* What you should do
Present every line of the data below as a Markdown table with a column "n" for the row number and a column "Line" for the text, skipping any blank lines.

(Layout annotation data)
'''
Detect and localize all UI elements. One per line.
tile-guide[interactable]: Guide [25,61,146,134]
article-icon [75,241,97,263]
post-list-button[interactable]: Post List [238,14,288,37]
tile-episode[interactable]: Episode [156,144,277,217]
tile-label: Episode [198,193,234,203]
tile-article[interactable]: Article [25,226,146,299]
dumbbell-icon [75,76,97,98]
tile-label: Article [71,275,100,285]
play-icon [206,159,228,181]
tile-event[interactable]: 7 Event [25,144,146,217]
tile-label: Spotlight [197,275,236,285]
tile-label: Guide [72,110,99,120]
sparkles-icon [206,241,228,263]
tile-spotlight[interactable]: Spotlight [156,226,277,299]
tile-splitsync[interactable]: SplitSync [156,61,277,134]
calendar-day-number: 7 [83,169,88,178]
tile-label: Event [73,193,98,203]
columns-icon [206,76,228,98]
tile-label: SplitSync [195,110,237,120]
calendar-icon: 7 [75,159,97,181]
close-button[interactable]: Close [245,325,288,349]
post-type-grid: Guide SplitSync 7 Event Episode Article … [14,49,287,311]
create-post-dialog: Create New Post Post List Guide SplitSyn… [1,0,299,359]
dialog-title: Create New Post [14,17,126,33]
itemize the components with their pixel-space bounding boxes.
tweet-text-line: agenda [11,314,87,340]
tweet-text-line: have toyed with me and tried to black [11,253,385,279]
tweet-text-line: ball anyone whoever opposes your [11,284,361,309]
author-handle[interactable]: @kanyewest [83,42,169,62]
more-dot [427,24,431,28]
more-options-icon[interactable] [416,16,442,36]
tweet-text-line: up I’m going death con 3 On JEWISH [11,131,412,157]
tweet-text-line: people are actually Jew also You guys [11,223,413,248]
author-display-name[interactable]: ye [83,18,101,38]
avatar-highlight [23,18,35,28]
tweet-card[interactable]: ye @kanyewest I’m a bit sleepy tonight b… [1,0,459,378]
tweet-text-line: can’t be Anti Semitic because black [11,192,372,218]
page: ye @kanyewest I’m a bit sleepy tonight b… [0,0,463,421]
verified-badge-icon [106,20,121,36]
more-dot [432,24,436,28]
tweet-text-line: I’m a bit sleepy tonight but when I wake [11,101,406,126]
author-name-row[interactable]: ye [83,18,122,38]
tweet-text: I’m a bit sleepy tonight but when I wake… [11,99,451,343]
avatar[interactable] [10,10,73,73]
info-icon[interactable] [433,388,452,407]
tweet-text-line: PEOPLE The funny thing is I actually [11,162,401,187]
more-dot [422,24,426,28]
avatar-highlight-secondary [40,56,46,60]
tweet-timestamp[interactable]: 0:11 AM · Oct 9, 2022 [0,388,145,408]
'''
* Task answer
| n | Line |
|---|---|
| 1 | Detect and localize all UI elements. One per line. |
| 2 | tile-guide[interactable]: Guide [25,61,146,134] |
| 3 | article-icon [75,241,97,263] |
| 4 | post-list-button[interactable]: Post List [238,14,288,37] |
| 5 | tile-episode[interactable]: Episode [156,144,277,217] |
| 6 | tile-label: Episode [198,193,234,203] |
| 7 | tile-article[interactable]: Article [25,226,146,299] |
| 8 | dumbbell-icon [75,76,97,98] |
| 9 | tile-label: Article [71,275,100,285] |
| 10 | play-icon [206,159,228,181] |
| 11 | tile-event[interactable]: 7 Event [25,144,146,217] |
| 12 | tile-label: Spotlight [197,275,236,285] |
| 13 | tile-label: Guide [72,110,99,120] |
| 14 | sparkles-icon [206,241,228,263] |
| 15 | tile-spotlight[interactable]: Spotlight [156,226,277,299] |
| 16 | tile-splitsync[interactable]: SplitSync [156,61,277,134] |
| 17 | calendar-day-number: 7 [83,169,88,178] |
| 18 | tile-label: Event [73,193,98,203] |
| 19 | columns-icon [206,76,228,98] |
| 20 | tile-label: SplitSync [195,110,237,120] |
| 21 | calendar-icon: 7 [75,159,97,181] |
| 22 | close-button[interactable]: Close [245,325,288,349] |
| 23 | post-type-grid: Guide SplitSync 7 Event Episode Article … [14,49,287,311] |
| 24 | create-post-dialog: Create New Post Post List Guide SplitSyn… [1,0,299,359] |
| 25 | dialog-title: Create New Post [14,17,126,33] |
| 26 | itemize the components with their pixel-space bounding boxes. |
| 27 | tweet-text-line: agenda [11,314,87,340] |
| 28 | tweet-text-line: have toyed with me and tried to black [11,253,385,279] |
| 29 | tweet-text-line: ball anyone whoever opposes your [11,284,361,309] |
| 30 | author-handle[interactable]: @kanyewest [83,42,169,62] |
| 31 | more-dot [427,24,431,28] |
| 32 | more-options-icon[interactable] [416,16,442,36] |
| 33 | tweet-text-line: up I’m going death con 3 On JEWISH [11,131,412,157] |
| 34 | tweet-text-line: people are actually Jew also You guys [11,223,413,248] |
| 35 | author-display-name[interactable]: ye [83,18,101,38] |
| 36 | avatar-highlight [23,18,35,28] |
| 37 | tweet-card[interactable]: ye @kanyewest I’m a bit sleepy tonight b… [1,0,459,378] |
| 38 | tweet-text-line: can’t be Anti Semitic because black [11,192,372,218] |
| 39 | page: ye @kanyewest I’m a bit sleepy tonight b… [0,0,463,421] |
| 40 | verified-badge-icon [106,20,121,36] |
| 41 | more-dot [432,24,436,28] |
| 42 | tweet-text-line: I’m a bit sleepy tonight but when I wake [11,101,406,126] |
| 43 | author-name-row[interactable]: ye [83,18,122,38] |
| 44 | tweet-text: I’m a bit sleepy tonight but when I wake… [11,99,451,343] |
| 45 | avatar[interactable] [10,10,73,73] |
| 46 | info-icon[interactable] [433,388,452,407] |
| 47 | tweet-text-line: PEOPLE The funny thing is I actually [11,162,401,187] |
| 48 | more-dot [422,24,426,28] |
| 49 | avatar-highlight-secondary [40,56,46,60] |
| 50 | tweet-timestamp[interactable]: 0:11 AM · Oct 9, 2022 [0,388,145,408] |